■ Listed entries ■
*-*-*
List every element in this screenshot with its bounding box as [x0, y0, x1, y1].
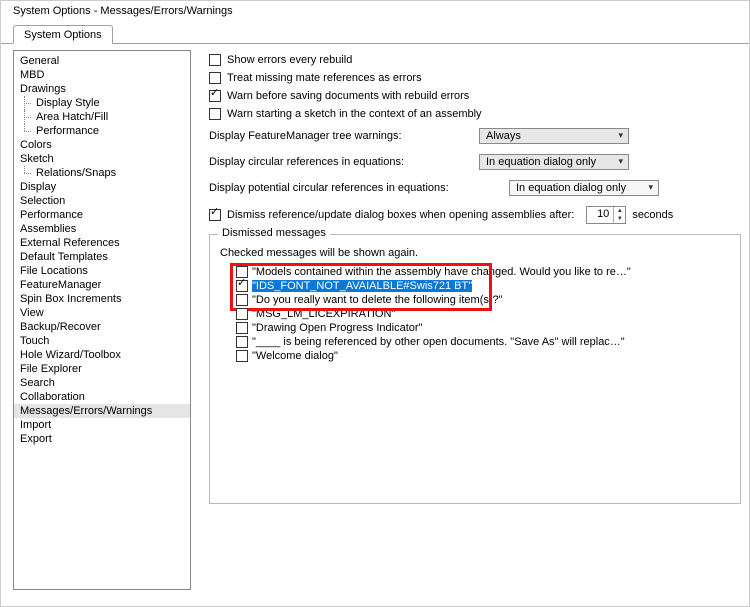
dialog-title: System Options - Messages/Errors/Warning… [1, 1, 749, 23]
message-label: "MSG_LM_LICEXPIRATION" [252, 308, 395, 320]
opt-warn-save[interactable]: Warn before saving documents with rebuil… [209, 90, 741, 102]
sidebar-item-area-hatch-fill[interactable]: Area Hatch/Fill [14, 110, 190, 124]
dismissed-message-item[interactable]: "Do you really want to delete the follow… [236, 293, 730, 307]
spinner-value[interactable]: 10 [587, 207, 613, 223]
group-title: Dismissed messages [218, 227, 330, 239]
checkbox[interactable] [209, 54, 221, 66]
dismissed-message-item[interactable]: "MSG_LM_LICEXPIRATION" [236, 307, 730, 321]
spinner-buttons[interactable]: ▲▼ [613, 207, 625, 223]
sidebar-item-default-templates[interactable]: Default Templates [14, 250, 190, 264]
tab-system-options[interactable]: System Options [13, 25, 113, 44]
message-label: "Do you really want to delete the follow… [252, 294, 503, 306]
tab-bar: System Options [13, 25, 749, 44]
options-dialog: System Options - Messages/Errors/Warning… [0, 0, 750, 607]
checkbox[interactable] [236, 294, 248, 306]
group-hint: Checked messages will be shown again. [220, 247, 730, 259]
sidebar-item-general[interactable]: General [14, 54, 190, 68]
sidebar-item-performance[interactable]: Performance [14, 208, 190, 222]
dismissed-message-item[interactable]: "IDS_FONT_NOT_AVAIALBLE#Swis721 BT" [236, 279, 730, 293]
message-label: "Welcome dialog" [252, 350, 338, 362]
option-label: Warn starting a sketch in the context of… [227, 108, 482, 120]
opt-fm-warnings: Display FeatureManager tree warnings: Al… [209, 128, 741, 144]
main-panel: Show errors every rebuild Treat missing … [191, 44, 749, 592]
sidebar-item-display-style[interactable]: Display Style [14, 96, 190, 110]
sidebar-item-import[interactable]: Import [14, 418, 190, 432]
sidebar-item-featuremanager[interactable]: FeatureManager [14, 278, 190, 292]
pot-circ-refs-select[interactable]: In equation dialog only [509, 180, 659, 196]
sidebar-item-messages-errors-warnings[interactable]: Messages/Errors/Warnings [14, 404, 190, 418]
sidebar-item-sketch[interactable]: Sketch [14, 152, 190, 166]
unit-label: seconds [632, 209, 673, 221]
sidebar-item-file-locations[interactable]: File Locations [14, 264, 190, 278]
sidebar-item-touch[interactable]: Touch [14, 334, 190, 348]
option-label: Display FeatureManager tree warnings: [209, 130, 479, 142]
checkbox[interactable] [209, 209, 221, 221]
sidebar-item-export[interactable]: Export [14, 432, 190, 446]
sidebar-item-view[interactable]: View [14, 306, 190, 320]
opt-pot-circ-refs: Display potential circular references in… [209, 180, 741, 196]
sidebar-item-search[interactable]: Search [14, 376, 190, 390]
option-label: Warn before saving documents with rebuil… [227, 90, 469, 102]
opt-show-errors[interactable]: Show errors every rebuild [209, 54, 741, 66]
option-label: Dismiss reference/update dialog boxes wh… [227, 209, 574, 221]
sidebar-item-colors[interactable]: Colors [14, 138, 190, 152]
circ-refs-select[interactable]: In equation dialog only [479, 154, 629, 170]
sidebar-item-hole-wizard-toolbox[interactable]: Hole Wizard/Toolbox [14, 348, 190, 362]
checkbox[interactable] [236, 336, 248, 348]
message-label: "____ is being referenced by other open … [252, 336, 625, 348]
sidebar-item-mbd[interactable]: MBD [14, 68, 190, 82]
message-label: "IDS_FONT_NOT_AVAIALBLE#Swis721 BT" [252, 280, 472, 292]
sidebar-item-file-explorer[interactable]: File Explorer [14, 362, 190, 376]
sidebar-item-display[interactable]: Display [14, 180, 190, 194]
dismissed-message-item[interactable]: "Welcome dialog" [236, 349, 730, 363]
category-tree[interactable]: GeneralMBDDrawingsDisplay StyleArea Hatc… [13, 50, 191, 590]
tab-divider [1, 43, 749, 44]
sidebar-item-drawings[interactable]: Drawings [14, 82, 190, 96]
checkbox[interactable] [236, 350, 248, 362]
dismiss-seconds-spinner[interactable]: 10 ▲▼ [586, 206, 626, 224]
*-*-*
■ Objective ■
Reproduce the records with each occurrence of "interactable" swapped for "clickable" and everything else left as it stands. Omit the pictures.

■ Task answer ■
List every element in this screenshot with its bounding box as [x0, y0, x1, y1].
dialog-title: System Options - Messages/Errors/Warning… [1, 1, 749, 23]
message-label: "MSG_LM_LICEXPIRATION" [252, 308, 395, 320]
opt-warn-save[clickable]: Warn before saving documents with rebuil… [209, 90, 741, 102]
sidebar-item-area-hatch-fill[clickable]: Area Hatch/Fill [14, 110, 190, 124]
dismissed-message-item[clickable]: "Do you really want to delete the follow… [236, 293, 730, 307]
spinner-value[clickable]: 10 [587, 207, 613, 223]
group-title: Dismissed messages [218, 227, 330, 239]
checkbox[clickable] [209, 54, 221, 66]
dismissed-message-item[clickable]: "MSG_LM_LICEXPIRATION" [236, 307, 730, 321]
spinner-buttons[clickable]: ▲▼ [613, 207, 625, 223]
sidebar-item-default-templates[clickable]: Default Templates [14, 250, 190, 264]
tab-system-options[clickable]: System Options [13, 25, 113, 44]
message-label: "Do you really want to delete the follow… [252, 294, 503, 306]
tab-bar: System Options [13, 25, 749, 44]
options-dialog: System Options - Messages/Errors/Warning… [0, 0, 750, 607]
checkbox[clickable] [236, 294, 248, 306]
group-hint: Checked messages will be shown again. [220, 247, 730, 259]
sidebar-item-general[clickable]: General [14, 54, 190, 68]
sidebar-item-performance[clickable]: Performance [14, 208, 190, 222]
dismissed-message-item[clickable]: "IDS_FONT_NOT_AVAIALBLE#Swis721 BT" [236, 279, 730, 293]
message-label: "Welcome dialog" [252, 350, 338, 362]
option-label: Warn starting a sketch in the context of… [227, 108, 482, 120]
opt-fm-warnings: Display FeatureManager tree warnings: Al… [209, 128, 741, 144]
main-panel: Show errors every rebuild Treat missing … [191, 44, 749, 592]
sidebar-item-display-style[clickable]: Display Style [14, 96, 190, 110]
sidebar-item-import[clickable]: Import [14, 418, 190, 432]
sidebar-item-featuremanager[clickable]: FeatureManager [14, 278, 190, 292]
pot-circ-refs-select[clickable]: In equation dialog only [509, 180, 659, 196]
sidebar-item-messages-errors-warnings[clickable]: Messages/Errors/Warnings [14, 404, 190, 418]
sidebar-item-sketch[clickable]: Sketch [14, 152, 190, 166]
unit-label: seconds [632, 209, 673, 221]
sidebar-item-file-locations[clickable]: File Locations [14, 264, 190, 278]
sidebar-item-touch[clickable]: Touch [14, 334, 190, 348]
option-label: Display FeatureManager tree warnings: [209, 130, 479, 142]
checkbox[clickable] [209, 209, 221, 221]
sidebar-item-export[clickable]: Export [14, 432, 190, 446]
sidebar-item-view[clickable]: View [14, 306, 190, 320]
opt-pot-circ-refs: Display potential circular references in… [209, 180, 741, 196]
sidebar-item-search[clickable]: Search [14, 376, 190, 390]
option-label: Warn before saving documents with rebuil… [227, 90, 469, 102]
opt-show-errors[clickable]: Show errors every rebuild [209, 54, 741, 66]
option-label: Dismiss reference/update dialog boxes wh… [227, 209, 574, 221]
sidebar-item-colors[clickable]: Colors [14, 138, 190, 152]
circ-refs-select[clickable]: In equation dialog only [479, 154, 629, 170]
sidebar-item-hole-wizard-toolbox[clickable]: Hole Wizard/Toolbox [14, 348, 190, 362]
checkbox[clickable] [236, 336, 248, 348]
message-label: "____ is being referenced by other open … [252, 336, 625, 348]
sidebar-item-mbd[clickable]: MBD [14, 68, 190, 82]
message-label: "IDS_FONT_NOT_AVAIALBLE#Swis721 BT" [252, 280, 472, 292]
sidebar-item-file-explorer[clickable]: File Explorer [14, 362, 190, 376]
sidebar-item-display[clickable]: Display [14, 180, 190, 194]
dismissed-message-item[clickable]: "Welcome dialog" [236, 349, 730, 363]
category-tree[clickable]: GeneralMBDDrawingsDisplay StyleArea Hatc… [13, 50, 191, 590]
tab-divider [1, 43, 749, 44]
sidebar-item-drawings[clickable]: Drawings [14, 82, 190, 96]
checkbox[clickable] [236, 350, 248, 362]
dismiss-seconds-spinner[clickable]: 10 ▲▼ [586, 206, 626, 224]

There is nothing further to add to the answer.